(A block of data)

**********

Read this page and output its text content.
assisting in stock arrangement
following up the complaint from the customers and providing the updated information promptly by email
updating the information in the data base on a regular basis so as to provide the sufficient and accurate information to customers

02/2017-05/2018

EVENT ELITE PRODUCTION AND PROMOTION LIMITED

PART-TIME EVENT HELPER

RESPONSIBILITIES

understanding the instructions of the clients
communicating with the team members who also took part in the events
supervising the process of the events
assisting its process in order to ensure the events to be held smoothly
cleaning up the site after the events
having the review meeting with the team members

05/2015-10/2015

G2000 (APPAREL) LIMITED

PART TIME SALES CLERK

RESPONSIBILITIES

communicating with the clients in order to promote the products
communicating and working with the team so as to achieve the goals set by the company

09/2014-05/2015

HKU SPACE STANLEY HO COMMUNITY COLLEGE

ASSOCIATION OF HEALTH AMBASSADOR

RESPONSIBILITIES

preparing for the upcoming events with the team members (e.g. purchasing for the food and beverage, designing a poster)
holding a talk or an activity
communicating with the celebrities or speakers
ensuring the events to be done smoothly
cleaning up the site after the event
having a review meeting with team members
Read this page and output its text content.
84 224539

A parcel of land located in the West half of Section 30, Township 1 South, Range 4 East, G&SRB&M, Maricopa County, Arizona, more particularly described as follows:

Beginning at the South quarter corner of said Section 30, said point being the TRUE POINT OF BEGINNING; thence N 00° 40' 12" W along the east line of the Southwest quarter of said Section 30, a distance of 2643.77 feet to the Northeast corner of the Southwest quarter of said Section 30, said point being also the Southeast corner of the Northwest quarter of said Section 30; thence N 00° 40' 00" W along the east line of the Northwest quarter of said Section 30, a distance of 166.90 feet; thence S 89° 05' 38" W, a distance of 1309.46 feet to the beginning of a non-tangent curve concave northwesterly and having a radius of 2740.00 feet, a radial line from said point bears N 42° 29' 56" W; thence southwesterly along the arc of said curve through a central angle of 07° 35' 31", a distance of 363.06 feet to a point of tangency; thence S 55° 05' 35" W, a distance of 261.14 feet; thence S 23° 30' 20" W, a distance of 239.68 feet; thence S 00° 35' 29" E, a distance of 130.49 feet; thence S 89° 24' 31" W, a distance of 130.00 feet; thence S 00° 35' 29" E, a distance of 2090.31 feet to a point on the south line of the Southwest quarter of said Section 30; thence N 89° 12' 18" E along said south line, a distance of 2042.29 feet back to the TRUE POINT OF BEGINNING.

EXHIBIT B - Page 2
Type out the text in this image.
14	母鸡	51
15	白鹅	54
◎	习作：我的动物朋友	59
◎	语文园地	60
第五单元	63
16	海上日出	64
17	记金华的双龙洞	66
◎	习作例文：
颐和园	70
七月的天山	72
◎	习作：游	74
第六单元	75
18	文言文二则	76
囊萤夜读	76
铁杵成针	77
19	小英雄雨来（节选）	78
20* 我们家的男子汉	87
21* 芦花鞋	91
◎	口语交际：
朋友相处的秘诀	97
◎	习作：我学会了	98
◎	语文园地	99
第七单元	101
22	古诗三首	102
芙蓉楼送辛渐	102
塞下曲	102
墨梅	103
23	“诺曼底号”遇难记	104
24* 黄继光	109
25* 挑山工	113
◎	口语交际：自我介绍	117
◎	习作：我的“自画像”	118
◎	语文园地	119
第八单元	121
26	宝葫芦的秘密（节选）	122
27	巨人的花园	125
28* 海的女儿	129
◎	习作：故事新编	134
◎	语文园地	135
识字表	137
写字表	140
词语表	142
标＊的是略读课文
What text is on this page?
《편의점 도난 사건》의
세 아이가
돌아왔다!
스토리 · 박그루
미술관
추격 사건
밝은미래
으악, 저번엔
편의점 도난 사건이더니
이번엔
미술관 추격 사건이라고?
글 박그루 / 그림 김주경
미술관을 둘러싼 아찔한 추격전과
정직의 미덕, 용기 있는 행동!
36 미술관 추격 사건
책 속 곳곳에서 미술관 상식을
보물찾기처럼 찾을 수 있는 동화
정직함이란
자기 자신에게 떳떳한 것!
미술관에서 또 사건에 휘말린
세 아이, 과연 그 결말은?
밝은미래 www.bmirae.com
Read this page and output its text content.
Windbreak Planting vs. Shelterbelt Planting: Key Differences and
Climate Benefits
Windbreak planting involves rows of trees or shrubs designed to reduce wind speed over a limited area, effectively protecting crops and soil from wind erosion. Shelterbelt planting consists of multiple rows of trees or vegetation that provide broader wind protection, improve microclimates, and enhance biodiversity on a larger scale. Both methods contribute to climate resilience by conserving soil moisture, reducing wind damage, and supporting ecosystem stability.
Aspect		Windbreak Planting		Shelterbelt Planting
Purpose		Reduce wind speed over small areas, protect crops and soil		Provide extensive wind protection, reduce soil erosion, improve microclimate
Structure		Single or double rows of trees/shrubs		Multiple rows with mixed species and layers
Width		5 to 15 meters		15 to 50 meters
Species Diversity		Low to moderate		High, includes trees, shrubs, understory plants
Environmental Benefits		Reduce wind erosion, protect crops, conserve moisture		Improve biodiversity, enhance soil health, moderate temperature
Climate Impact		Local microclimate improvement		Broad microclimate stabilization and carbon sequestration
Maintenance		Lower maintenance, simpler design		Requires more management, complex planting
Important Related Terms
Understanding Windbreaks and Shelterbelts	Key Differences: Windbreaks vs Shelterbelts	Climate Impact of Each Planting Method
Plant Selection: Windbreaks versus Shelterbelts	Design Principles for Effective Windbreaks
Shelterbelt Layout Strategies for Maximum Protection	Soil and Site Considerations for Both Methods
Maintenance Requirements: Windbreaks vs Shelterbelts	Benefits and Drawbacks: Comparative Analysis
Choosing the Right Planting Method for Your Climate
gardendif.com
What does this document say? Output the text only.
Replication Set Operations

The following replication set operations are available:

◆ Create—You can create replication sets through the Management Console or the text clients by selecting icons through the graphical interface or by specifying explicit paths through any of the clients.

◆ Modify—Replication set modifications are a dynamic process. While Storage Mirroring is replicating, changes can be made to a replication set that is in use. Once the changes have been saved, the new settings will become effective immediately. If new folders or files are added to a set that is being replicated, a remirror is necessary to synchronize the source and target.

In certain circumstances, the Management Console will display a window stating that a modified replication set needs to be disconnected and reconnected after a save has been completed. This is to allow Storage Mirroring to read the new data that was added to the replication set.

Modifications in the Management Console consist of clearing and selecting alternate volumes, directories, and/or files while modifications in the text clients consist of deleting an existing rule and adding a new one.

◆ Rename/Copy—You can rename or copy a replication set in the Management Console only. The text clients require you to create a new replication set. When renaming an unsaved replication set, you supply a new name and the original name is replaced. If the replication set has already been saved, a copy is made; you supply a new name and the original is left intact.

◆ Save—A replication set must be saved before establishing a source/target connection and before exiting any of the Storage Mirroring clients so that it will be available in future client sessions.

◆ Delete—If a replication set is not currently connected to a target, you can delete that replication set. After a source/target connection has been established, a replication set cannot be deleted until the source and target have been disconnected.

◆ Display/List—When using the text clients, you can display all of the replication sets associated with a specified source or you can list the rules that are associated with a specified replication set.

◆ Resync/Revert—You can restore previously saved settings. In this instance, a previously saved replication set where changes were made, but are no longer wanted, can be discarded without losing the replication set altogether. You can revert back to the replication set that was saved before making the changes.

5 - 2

**********

GIVEN EXERCISE:
Word for word, extract all the records.

EXERCISE SOLUTION:
Read this page and output its text content.
assisting in stock arrangement
following up the complaint from the customers and providing the updated information promptly by email
updating the information in the data base on a regular basis so as to provide the sufficient and accurate information to customers

02/2017-05/2018

EVENT ELITE PRODUCTION AND PROMOTION LIMITED

PART-TIME EVENT HELPER

RESPONSIBILITIES

understanding the instructions of the clients
communicating with the team members who also took part in the events
supervising the process of the events
assisting its process in order to ensure the events to be held smoothly
cleaning up the site after the events
having the review meeting with the team members

05/2015-10/2015

G2000 (APPAREL) LIMITED

PART TIME SALES CLERK

RESPONSIBILITIES

communicating with the clients in order to promote the products
communicating and working with the team so as to achieve the goals set by the company

09/2014-05/2015

HKU SPACE STANLEY HO COMMUNITY COLLEGE

ASSOCIATION OF HEALTH AMBASSADOR

RESPONSIBILITIES

preparing for the upcoming events with the team members (e.g. purchasing for the food and beverage, designing a poster)
holding a talk or an activity
communicating with the celebrities or speakers
ensuring the events to be done smoothly
cleaning up the site after the event
having a review meeting with team members
Read this page and output its text content.
84 224539

A parcel of land located in the West half of Section 30, Township 1 South, Range 4 East, G&SRB&M, Maricopa County, Arizona, more particularly described as follows:

Beginning at the South quarter corner of said Section 30, said point being the TRUE POINT OF BEGINNING; thence N 00° 40' 12" W along the east line of the Southwest quarter of said Section 30, a distance of 2643.77 feet to the Northeast corner of the Southwest quarter of said Section 30, said point being also the Southeast corner of the Northwest quarter of said Section 30; thence N 00° 40' 00" W along the east line of the Northwest quarter of said Section 30, a distance of 166.90 feet; thence S 89° 05' 38" W, a distance of 1309.46 feet to the beginning of a non-tangent curve concave northwesterly and having a radius of 2740.00 feet, a radial line from said point bears N 42° 29' 56" W; thence southwesterly along the arc of said curve through a central angle of 07° 35' 31", a distance of 363.06 feet to a point of tangency; thence S 55° 05' 35" W, a distance of 261.14 feet; thence S 23° 30' 20" W, a distance of 239.68 feet; thence S 00° 35' 29" E, a distance of 130.49 feet; thence S 89° 24' 31" W, a distance of 130.00 feet; thence S 00° 35' 29" E, a distance of 2090.31 feet to a point on the south line of the Southwest quarter of said Section 30; thence N 89° 12' 18" E along said south line, a distance of 2042.29 feet back to the TRUE POINT OF BEGINNING.

EXHIBIT B - Page 2
Type out the text in this image.
14	母鸡	51
15	白鹅	54
◎	习作：我的动物朋友	59
◎	语文园地	60
第五单元	63
16	海上日出	64
17	记金华的双龙洞	66
◎	习作例文：
颐和园	70
七月的天山	72
◎	习作：游	74
第六单元	75
18	文言文二则	76
囊萤夜读	76
铁杵成针	77
19	小英雄雨来（节选）	78
20* 我们家的男子汉	87
21* 芦花鞋	91
◎	口语交际：
朋友相处的秘诀	97
◎	习作：我学会了	98
◎	语文园地	99
第七单元	101
22	古诗三首	102
芙蓉楼送辛渐	102
塞下曲	102
墨梅	103
23	“诺曼底号”遇难记	104
24* 黄继光	109
25* 挑山工	113
◎	口语交际：自我介绍	117
◎	习作：我的“自画像”	118
◎	语文园地	119
第八单元	121
26	宝葫芦的秘密（节选）	122
27	巨人的花园	125
28* 海的女儿	129
◎	习作：故事新编	134
◎	语文园地	135
识字表	137
写字表	140
词语表	142
标＊的是略读课文
What text is on this page?
《편의점 도난 사건》의
세 아이가
돌아왔다!
스토리 · 박그루
미술관
추격 사건
밝은미래
으악, 저번엔
편의점 도난 사건이더니
이번엔
미술관 추격 사건이라고?
글 박그루 / 그림 김주경
미술관을 둘러싼 아찔한 추격전과
정직의 미덕, 용기 있는 행동!
36 미술관 추격 사건
책 속 곳곳에서 미술관 상식을
보물찾기처럼 찾을 수 있는 동화
정직함이란
자기 자신에게 떳떳한 것!
미술관에서 또 사건에 휘말린
세 아이, 과연 그 결말은?
밝은미래 www.bmirae.com
Read this page and output its text content.
Windbreak Planting vs. Shelterbelt Planting: Key Differences and
Climate Benefits
Windbreak planting involves rows of trees or shrubs designed to reduce wind speed over a limited area, effectively protecting crops and soil from wind erosion. Shelterbelt planting consists of multiple rows of trees or vegetation that provide broader wind protection, improve microclimates, and enhance biodiversity on a larger scale. Both methods contribute to climate resilience by conserving soil moisture, reducing wind damage, and supporting ecosystem stability.
Aspect		Windbreak Planting		Shelterbelt Planting
Purpose		Reduce wind speed over small areas, protect crops and soil		Provide extensive wind protection, reduce soil erosion, improve microclimate
Structure		Single or double rows of trees/shrubs		Multiple rows with mixed species and layers
Width		5 to 15 meters		15 to 50 meters
Species Diversity		Low to moderate		High, includes trees, shrubs, understory plants
Environmental Benefits		Reduce wind erosion, protect crops, conserve moisture		Improve biodiversity, enhance soil health, moderate temperature
Climate Impact		Local microclimate improvement		Broad microclimate stabilization and carbon sequestration
Maintenance		Lower maintenance, simpler design		Requires more management, complex planting
Important Related Terms
Understanding Windbreaks and Shelterbelts	Key Differences: Windbreaks vs Shelterbelts	Climate Impact of Each Planting Method
Plant Selection: Windbreaks versus Shelterbelts	Design Principles for Effective Windbreaks
Shelterbelt Layout Strategies for Maximum Protection	Soil and Site Considerations for Both Methods
Maintenance Requirements: Windbreaks vs Shelterbelts	Benefits and Drawbacks: Comparative Analysis
Choosing the Right Planting Method for Your Climate
gardendif.com
What does this document say? Output the text only.
Replication Set Operations

The following replication set operations are available:

◆ Create—You can create replication sets through the Management Console or the text clients by selecting icons through the graphical interface or by specifying explicit paths through any of the clients.

◆ Modify—Replication set modifications are a dynamic process. While Storage Mirroring is replicating, changes can be made to a replication set that is in use. Once the changes have been saved, the new settings will become effective immediately. If new folders or files are added to a set that is being replicated, a remirror is necessary to synchronize the source and target.

In certain circumstances, the Management Console will display a window stating that a modified replication set needs to be disconnected and reconnected after a save has been completed. This is to allow Storage Mirroring to read the new data that was added to the replication set.

Modifications in the Management Console consist of clearing and selecting alternate volumes, directories, and/or files while modifications in the text clients consist of deleting an existing rule and adding a new one.

◆ Rename/Copy—You can rename or copy a replication set in the Management Console only. The text clients require you to create a new replication set. When renaming an unsaved replication set, you supply a new name and the original name is replaced. If the replication set has already been saved, a copy is made; you supply a new name and the original is left intact.

◆ Save—A replication set must be saved before establishing a source/target connection and before exiting any of the Storage Mirroring clients so that it will be available in future client sessions.

◆ Delete—If a replication set is not currently connected to a target, you can delete that replication set. After a source/target connection has been established, a replication set cannot be deleted until the source and target have been disconnected.

◆ Display/List—When using the text clients, you can display all of the replication sets associated with a specified source or you can list the rules that are associated with a specified replication set.

◆ Resync/Revert—You can restore previously saved settings. In this instance, a previously saved replication set where changes were made, but are no longer wanted, can be discarded without losing the replication set altogether. You can revert back to the replication set that was saved before making the changes.

5 - 2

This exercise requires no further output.